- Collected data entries
----------------------------------------

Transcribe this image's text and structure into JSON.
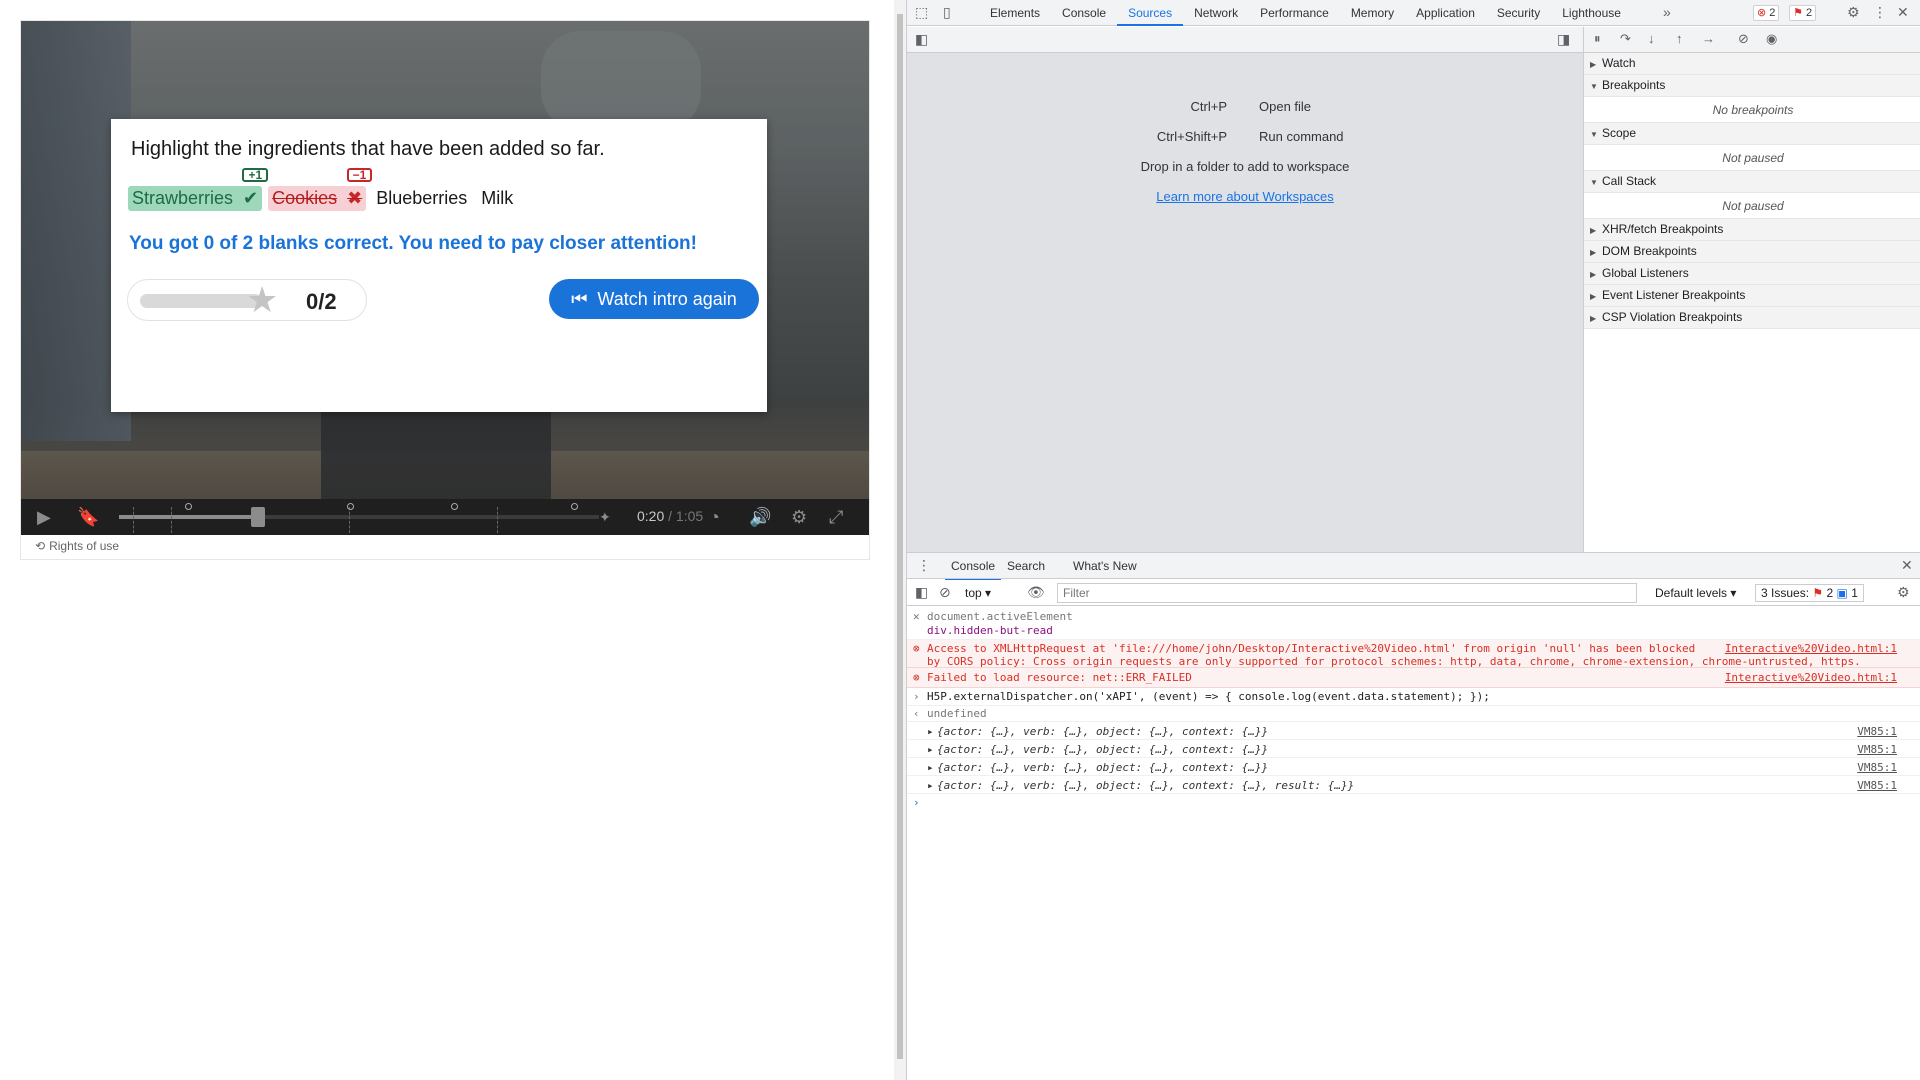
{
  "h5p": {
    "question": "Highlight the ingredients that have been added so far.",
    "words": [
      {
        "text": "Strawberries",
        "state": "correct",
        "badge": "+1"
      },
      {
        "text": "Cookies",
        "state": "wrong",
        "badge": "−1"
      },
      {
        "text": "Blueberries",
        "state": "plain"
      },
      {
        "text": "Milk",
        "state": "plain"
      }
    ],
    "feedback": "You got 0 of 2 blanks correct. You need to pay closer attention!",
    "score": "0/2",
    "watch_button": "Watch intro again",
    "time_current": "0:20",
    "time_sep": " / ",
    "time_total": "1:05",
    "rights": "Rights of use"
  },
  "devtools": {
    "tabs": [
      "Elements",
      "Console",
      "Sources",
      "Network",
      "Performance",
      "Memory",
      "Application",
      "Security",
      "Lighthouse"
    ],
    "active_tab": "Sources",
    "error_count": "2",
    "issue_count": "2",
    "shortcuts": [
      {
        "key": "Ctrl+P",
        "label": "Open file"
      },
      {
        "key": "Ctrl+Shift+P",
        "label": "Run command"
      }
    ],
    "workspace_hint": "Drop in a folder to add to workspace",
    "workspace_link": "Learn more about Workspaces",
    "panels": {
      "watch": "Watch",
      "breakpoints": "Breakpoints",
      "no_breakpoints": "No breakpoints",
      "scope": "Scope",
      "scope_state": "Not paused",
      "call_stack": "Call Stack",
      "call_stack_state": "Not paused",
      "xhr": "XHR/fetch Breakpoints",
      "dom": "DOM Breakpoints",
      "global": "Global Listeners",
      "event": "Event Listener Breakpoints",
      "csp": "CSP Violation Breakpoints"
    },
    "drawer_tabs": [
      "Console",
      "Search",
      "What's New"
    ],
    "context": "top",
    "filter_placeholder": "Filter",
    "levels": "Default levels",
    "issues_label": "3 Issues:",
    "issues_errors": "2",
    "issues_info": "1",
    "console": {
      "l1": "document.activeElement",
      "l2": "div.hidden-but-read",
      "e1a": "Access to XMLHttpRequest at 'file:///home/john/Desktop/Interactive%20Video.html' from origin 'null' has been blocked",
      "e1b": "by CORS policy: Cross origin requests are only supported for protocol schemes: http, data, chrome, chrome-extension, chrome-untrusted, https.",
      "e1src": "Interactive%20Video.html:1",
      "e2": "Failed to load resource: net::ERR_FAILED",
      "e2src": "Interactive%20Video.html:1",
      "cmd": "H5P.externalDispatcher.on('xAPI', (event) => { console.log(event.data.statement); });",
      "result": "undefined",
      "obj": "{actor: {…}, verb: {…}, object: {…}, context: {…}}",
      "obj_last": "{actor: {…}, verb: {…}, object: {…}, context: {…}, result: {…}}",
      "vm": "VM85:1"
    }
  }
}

----------------------------------------

- PROMPT
Repeat verbatim all the material, but not the pictures.

- EXERCISE SOLUTION
Transcribe this image's text and structure into JSON.
{
  "h5p": {
    "question": "Highlight the ingredients that have been added so far.",
    "words": [
      {
        "text": "Strawberries",
        "state": "correct",
        "badge": "+1"
      },
      {
        "text": "Cookies",
        "state": "wrong",
        "badge": "−1"
      },
      {
        "text": "Blueberries",
        "state": "plain"
      },
      {
        "text": "Milk",
        "state": "plain"
      }
    ],
    "feedback": "You got 0 of 2 blanks correct. You need to pay closer attention!",
    "score": "0/2",
    "watch_button": "Watch intro again",
    "time_current": "0:20",
    "time_sep": " / ",
    "time_total": "1:05",
    "rights": "Rights of use"
  },
  "devtools": {
    "tabs": [
      "Elements",
      "Console",
      "Sources",
      "Network",
      "Performance",
      "Memory",
      "Application",
      "Security",
      "Lighthouse"
    ],
    "active_tab": "Sources",
    "error_count": "2",
    "issue_count": "2",
    "shortcuts": [
      {
        "key": "Ctrl+P",
        "label": "Open file"
      },
      {
        "key": "Ctrl+Shift+P",
        "label": "Run command"
      }
    ],
    "workspace_hint": "Drop in a folder to add to workspace",
    "workspace_link": "Learn more about Workspaces",
    "panels": {
      "watch": "Watch",
      "breakpoints": "Breakpoints",
      "no_breakpoints": "No breakpoints",
      "scope": "Scope",
      "scope_state": "Not paused",
      "call_stack": "Call Stack",
      "call_stack_state": "Not paused",
      "xhr": "XHR/fetch Breakpoints",
      "dom": "DOM Breakpoints",
      "global": "Global Listeners",
      "event": "Event Listener Breakpoints",
      "csp": "CSP Violation Breakpoints"
    },
    "drawer_tabs": [
      "Console",
      "Search",
      "What's New"
    ],
    "context": "top",
    "filter_placeholder": "Filter",
    "levels": "Default levels",
    "issues_label": "3 Issues:",
    "issues_errors": "2",
    "issues_info": "1",
    "console": {
      "l1": "document.activeElement",
      "l2": "div.hidden-but-read",
      "e1a": "Access to XMLHttpRequest at 'file:///home/john/Desktop/Interactive%20Video.html' from origin 'null' has been blocked",
      "e1b": "by CORS policy: Cross origin requests are only supported for protocol schemes: http, data, chrome, chrome-extension, chrome-untrusted, https.",
      "e1src": "Interactive%20Video.html:1",
      "e2": "Failed to load resource: net::ERR_FAILED",
      "e2src": "Interactive%20Video.html:1",
      "cmd": "H5P.externalDispatcher.on('xAPI', (event) => { console.log(event.data.statement); });",
      "result": "undefined",
      "obj": "{actor: {…}, verb: {…}, object: {…}, context: {…}}",
      "obj_last": "{actor: {…}, verb: {…}, object: {…}, context: {…}, result: {…}}",
      "vm": "VM85:1"
    }
  }
}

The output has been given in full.